══ Data for this task ══

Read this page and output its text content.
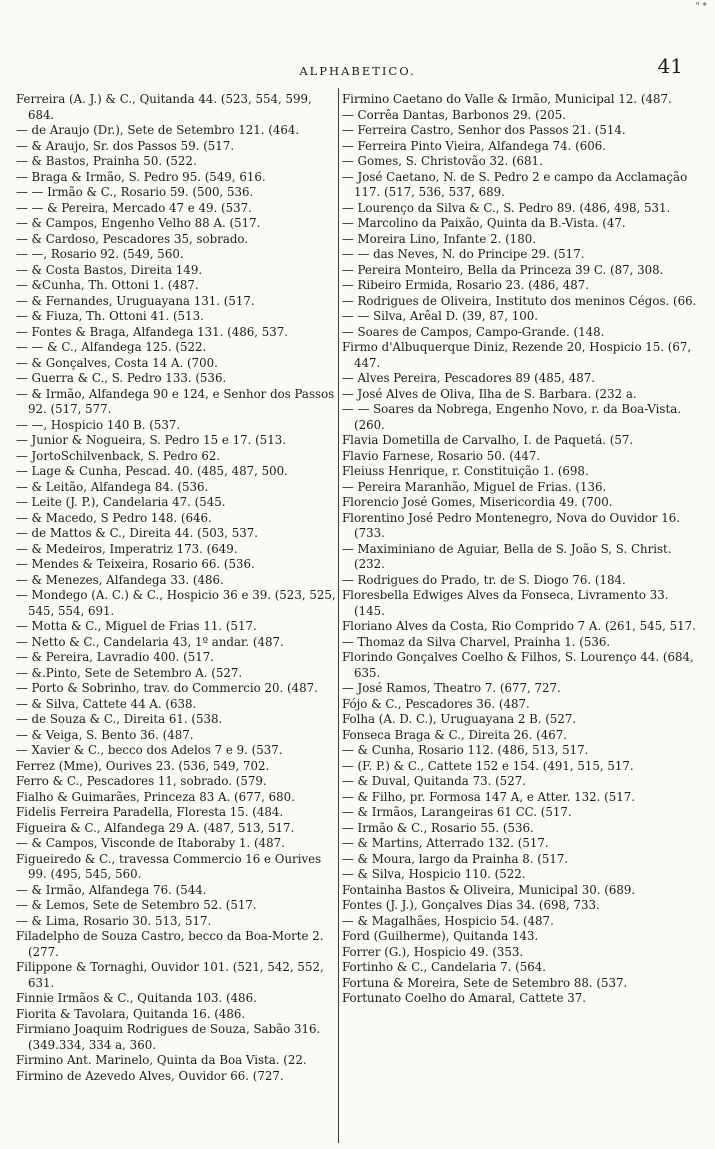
" *
ALPHABETICO.	41
Ferreira (A. J.) & C., Quitanda 44. (523, 554, 599, 684.
— de Araujo (Dr.), Sete de Setembro 121. (464.
— & Araujo, Sr. dos Passos 59. (517.
— & Bastos, Prainha 50. (522.
— Braga & Irmão, S. Pedro 95. (549, 616.
— — Irmão & C., Rosario 59. (500, 536.
— — & Pereira, Mercado 47 e 49. (537.
— & Campos, Engenho Velho 88 A. (517.
— & Cardoso, Pescadores 35, sobrado.
— —, Rosario 92. (549, 560.
— & Costa Bastos, Direita 149.
— &Cunha, Th. Ottoni 1. (487.
— & Fernandes, Uruguayana 131. (517.
— & Fiuza, Th. Ottoni 41. (513.
— Fontes & Braga, Alfandega 131. (486, 537.
— — & C., Alfandega 125. (522.
— & Gonçalves, Costa 14 A. (700.
— Guerra & C., S. Pedro 133. (536.
— & Irmão, Alfandega 90 e 124, e Senhor dos Passos 92. (517, 577.
— —, Hospicio 140 B. (537.
— Junior & Nogueira, S. Pedro 15 e 17. (513.
— JortoSchilvenback, S. Pedro 62.
— Lage & Cunha, Pescad. 40. (485, 487, 500.
— & Leitão, Alfandega 84. (536.
— Leite (J. P.), Candelaria 47. (545.
— & Macedo, S Pedro 148. (646.
— de Mattos & C., Direita 44. (503, 537.
— & Medeiros, Imperatriz 173. (649.
— Mendes & Teixeira, Rosario 66. (536.
— & Menezes, Alfandega 33. (486.
— Mondego (A. C.) & C., Hospicio 36 e 39. (523, 525, 545, 554, 691.
— Motta & C., Miguel de Frias 11. (517.
— Netto & C., Candelaria 43, 1º andar. (487.
— & Pereira, Lavradio 400. (517.
— &.Pinto, Sete de Setembro A. (527.
— Porto & Sobrinho, trav. do Commercio 20. (487.
— & Silva, Cattete 44 A. (638.
— de Souza & C., Direita 61. (538.
— & Veiga, S. Bento 36. (487.
— Xavier & C., becco dos Adelos 7 e 9. (537.
Ferrez (Mme), Ourives 23. (536, 549, 702.
Ferro & C., Pescadores 11, sobrado. (579.
Fialho & Guimarães, Princeza 83 A. (677, 680.
Fidelis Ferreira Paradella, Floresta 15. (484.
Figueira & C., Alfandega 29 A. (487, 513, 517.
— & Campos, Visconde de Itaboraby 1. (487.
Figueiredo & C., travessa Commercio 16 e Ourives 99. (495, 545, 560.
— & Irmão, Alfandega 76. (544.
— & Lemos, Sete de Setembro 52. (517.
— & Lima, Rosario 30. 513, 517.
Filadelpho de Souza Castro, becco da Boa-Morte 2. (277.
Filippone & Tornaghi, Ouvidor 101. (521, 542, 552, 631.
Finnie Irmãos & C., Quitanda 103. (486.
Fiorita & Tavolara, Quitanda 16. (486.
Firmiano Joaquim Rodrigues de Souza, Sabão 316. (349.334, 334 a, 360.
Firmino Ant. Marinelo, Quinta da Boa Vista. (22.
Firmino de Azevedo Alves, Ouvidor 66. (727.
Firmino Caetano do Valle & Irmão, Municipal 12. (487.
— Corrêa Dantas, Barbonos 29. (205.
— Ferreira Castro, Senhor dos Passos 21. (514.
— Ferreira Pinto Vieira, Alfandega 74. (606.
— Gomes, S. Christovão 32. (681.
— José Caetano, N. de S. Pedro 2 e campo da Acclamação 117. (517, 536, 537, 689.
— Lourenço da Silva & C., S. Pedro 89. (486, 498, 531.
— Marcolino da Paixão, Quinta da B.-Vista. (47.
— Moreira Lino, Infante 2. (180.
— — das Neves, N. do Principe 29. (517.
— Pereira Monteiro, Bella da Princeza 39 C. (87, 308.
— Ribeiro Ermida, Rosario 23. (486, 487.
— Rodrigues de Oliveira, Instituto dos meninos Cégos. (66.
— — Silva, Arêal D. (39, 87, 100.
— Soares de Campos, Campo-Grande. (148.
Firmo d'Albuquerque Diniz, Rezende 20, Hospicio 15. (67, 447.
— Alves Pereira, Pescadores 89 (485, 487.
— José Alves de Oliva, Ilha de S. Barbara. (232 a.
— — Soares da Nobrega, Engenho Novo, r. da Boa-Vista. (260.
Flavia Dometilla de Carvalho, I. de Paquetá. (57.
Flavio Farnese, Rosario 50. (447.
Fleiuss Henrique, r. Constituição 1. (698.
— Pereira Maranhão, Miguel de Frias. (136.
Florencio José Gomes, Misericordia 49. (700.
Florentino José Pedro Montenegro, Nova do Ouvidor 16. (733.
— Maximiniano de Aguiar, Bella de S. João S, S. Christ. (232.
— Rodrigues do Prado, tr. de S. Diogo 76. (184.
Floresbella Edwiges Alves da Fonseca, Livramento 33. (145.
Floriano Alves da Costa, Rio Comprido 7 A. (261, 545, 517.
— Thomaz da Silva Charvel, Prainha 1. (536.
Florindo Gonçalves Coelho & Filhos, S. Lourenço 44. (684, 635.
— José Ramos, Theatro 7. (677, 727.
Fójo & C., Pescadores 36. (487.
Folha (A. D. C.), Uruguayana 2 B. (527.
Fonseca Braga & C., Direita 26. (467.
— & Cunha, Rosario 112. (486, 513, 517.
— (F. P.) & C., Cattete 152 e 154. (491, 515, 517.
— & Duval, Quitanda 73. (527.
— & Filho, pr. Formosa 147 A, e Atter. 132. (517.
— & Irmãos, Larangeiras 61 CC. (517.
— Irmão & C., Rosario 55. (536.
— & Martins, Atterrado 132. (517.
— & Moura, largo da Prainha 8. (517.
— & Silva, Hospicio 110. (522.
Fontainha Bastos & Oliveira, Municipal 30. (689.
Fontes (J. J.), Gonçalves Dias 34. (698, 733.
— & Magalhães, Hospicio 54. (487.
Ford (Guilherme), Quitanda 143.
Forrer (G.), Hospicio 49. (353.
Fortinho & C., Candelaria 7. (564.
Fortuna & Moreira, Sete de Setembro 88. (537.
Fortunato Coelho do Amaral, Cattete 37.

═══

• [Problem description]
Keep the pictures out and write out the records exactly.

• [The solution]
Read this page and output its text content.
" *
ALPHABETICO.	41
Ferreira (A. J.) & C., Quitanda 44. (523, 554, 599, 684.
— de Araujo (Dr.), Sete de Setembro 121. (464.
— & Araujo, Sr. dos Passos 59. (517.
— & Bastos, Prainha 50. (522.
— Braga & Irmão, S. Pedro 95. (549, 616.
— — Irmão & C., Rosario 59. (500, 536.
— — & Pereira, Mercado 47 e 49. (537.
— & Campos, Engenho Velho 88 A. (517.
— & Cardoso, Pescadores 35, sobrado.
— —, Rosario 92. (549, 560.
— & Costa Bastos, Direita 149.
— &Cunha, Th. Ottoni 1. (487.
— & Fernandes, Uruguayana 131. (517.
— & Fiuza, Th. Ottoni 41. (513.
— Fontes & Braga, Alfandega 131. (486, 537.
— — & C., Alfandega 125. (522.
— & Gonçalves, Costa 14 A. (700.
— Guerra & C., S. Pedro 133. (536.
— & Irmão, Alfandega 90 e 124, e Senhor dos Passos 92. (517, 577.
— —, Hospicio 140 B. (537.
— Junior & Nogueira, S. Pedro 15 e 17. (513.
— JortoSchilvenback, S. Pedro 62.
— Lage & Cunha, Pescad. 40. (485, 487, 500.
— & Leitão, Alfandega 84. (536.
— Leite (J. P.), Candelaria 47. (545.
— & Macedo, S Pedro 148. (646.
— de Mattos & C., Direita 44. (503, 537.
— & Medeiros, Imperatriz 173. (649.
— Mendes & Teixeira, Rosario 66. (536.
— & Menezes, Alfandega 33. (486.
— Mondego (A. C.) & C., Hospicio 36 e 39. (523, 525, 545, 554, 691.
— Motta & C., Miguel de Frias 11. (517.
— Netto & C., Candelaria 43, 1º andar. (487.
— & Pereira, Lavradio 400. (517.
— &.Pinto, Sete de Setembro A. (527.
— Porto & Sobrinho, trav. do Commercio 20. (487.
— & Silva, Cattete 44 A. (638.
— de Souza & C., Direita 61. (538.
— & Veiga, S. Bento 36. (487.
— Xavier & C., becco dos Adelos 7 e 9. (537.
Ferrez (Mme), Ourives 23. (536, 549, 702.
Ferro & C., Pescadores 11, sobrado. (579.
Fialho & Guimarães, Princeza 83 A. (677, 680.
Fidelis Ferreira Paradella, Floresta 15. (484.
Figueira & C., Alfandega 29 A. (487, 513, 517.
— & Campos, Visconde de Itaboraby 1. (487.
Figueiredo & C., travessa Commercio 16 e Ourives 99. (495, 545, 560.
— & Irmão, Alfandega 76. (544.
— & Lemos, Sete de Setembro 52. (517.
— & Lima, Rosario 30. 513, 517.
Filadelpho de Souza Castro, becco da Boa-Morte 2. (277.
Filippone & Tornaghi, Ouvidor 101. (521, 542, 552, 631.
Finnie Irmãos & C., Quitanda 103. (486.
Fiorita & Tavolara, Quitanda 16. (486.
Firmiano Joaquim Rodrigues de Souza, Sabão 316. (349.334, 334 a, 360.
Firmino Ant. Marinelo, Quinta da Boa Vista. (22.
Firmino de Azevedo Alves, Ouvidor 66. (727.
Firmino Caetano do Valle & Irmão, Municipal 12. (487.
— Corrêa Dantas, Barbonos 29. (205.
— Ferreira Castro, Senhor dos Passos 21. (514.
— Ferreira Pinto Vieira, Alfandega 74. (606.
— Gomes, S. Christovão 32. (681.
— José Caetano, N. de S. Pedro 2 e campo da Acclamação 117. (517, 536, 537, 689.
— Lourenço da Silva & C., S. Pedro 89. (486, 498, 531.
— Marcolino da Paixão, Quinta da B.-Vista. (47.
— Moreira Lino, Infante 2. (180.
— — das Neves, N. do Principe 29. (517.
— Pereira Monteiro, Bella da Princeza 39 C. (87, 308.
— Ribeiro Ermida, Rosario 23. (486, 487.
— Rodrigues de Oliveira, Instituto dos meninos Cégos. (66.
— — Silva, Arêal D. (39, 87, 100.
— Soares de Campos, Campo-Grande. (148.
Firmo d'Albuquerque Diniz, Rezende 20, Hospicio 15. (67, 447.
— Alves Pereira, Pescadores 89 (485, 487.
— José Alves de Oliva, Ilha de S. Barbara. (232 a.
— — Soares da Nobrega, Engenho Novo, r. da Boa-Vista. (260.
Flavia Dometilla de Carvalho, I. de Paquetá. (57.
Flavio Farnese, Rosario 50. (447.
Fleiuss Henrique, r. Constituição 1. (698.
— Pereira Maranhão, Miguel de Frias. (136.
Florencio José Gomes, Misericordia 49. (700.
Florentino José Pedro Montenegro, Nova do Ouvidor 16. (733.
— Maximiniano de Aguiar, Bella de S. João S, S. Christ. (232.
— Rodrigues do Prado, tr. de S. Diogo 76. (184.
Floresbella Edwiges Alves da Fonseca, Livramento 33. (145.
Floriano Alves da Costa, Rio Comprido 7 A. (261, 545, 517.
— Thomaz da Silva Charvel, Prainha 1. (536.
Florindo Gonçalves Coelho & Filhos, S. Lourenço 44. (684, 635.
— José Ramos, Theatro 7. (677, 727.
Fójo & C., Pescadores 36. (487.
Folha (A. D. C.), Uruguayana 2 B. (527.
Fonseca Braga & C., Direita 26. (467.
— & Cunha, Rosario 112. (486, 513, 517.
— (F. P.) & C., Cattete 152 e 154. (491, 515, 517.
— & Duval, Quitanda 73. (527.
— & Filho, pr. Formosa 147 A, e Atter. 132. (517.
— & Irmãos, Larangeiras 61 CC. (517.
— Irmão & C., Rosario 55. (536.
— & Martins, Atterrado 132. (517.
— & Moura, largo da Prainha 8. (517.
— & Silva, Hospicio 110. (522.
Fontainha Bastos & Oliveira, Municipal 30. (689.
Fontes (J. J.), Gonçalves Dias 34. (698, 733.
— & Magalhães, Hospicio 54. (487.
Ford (Guilherme), Quitanda 143.
Forrer (G.), Hospicio 49. (353.
Fortinho & C., Candelaria 7. (564.
Fortuna & Moreira, Sete de Setembro 88. (537.
Fortunato Coelho do Amaral, Cattete 37.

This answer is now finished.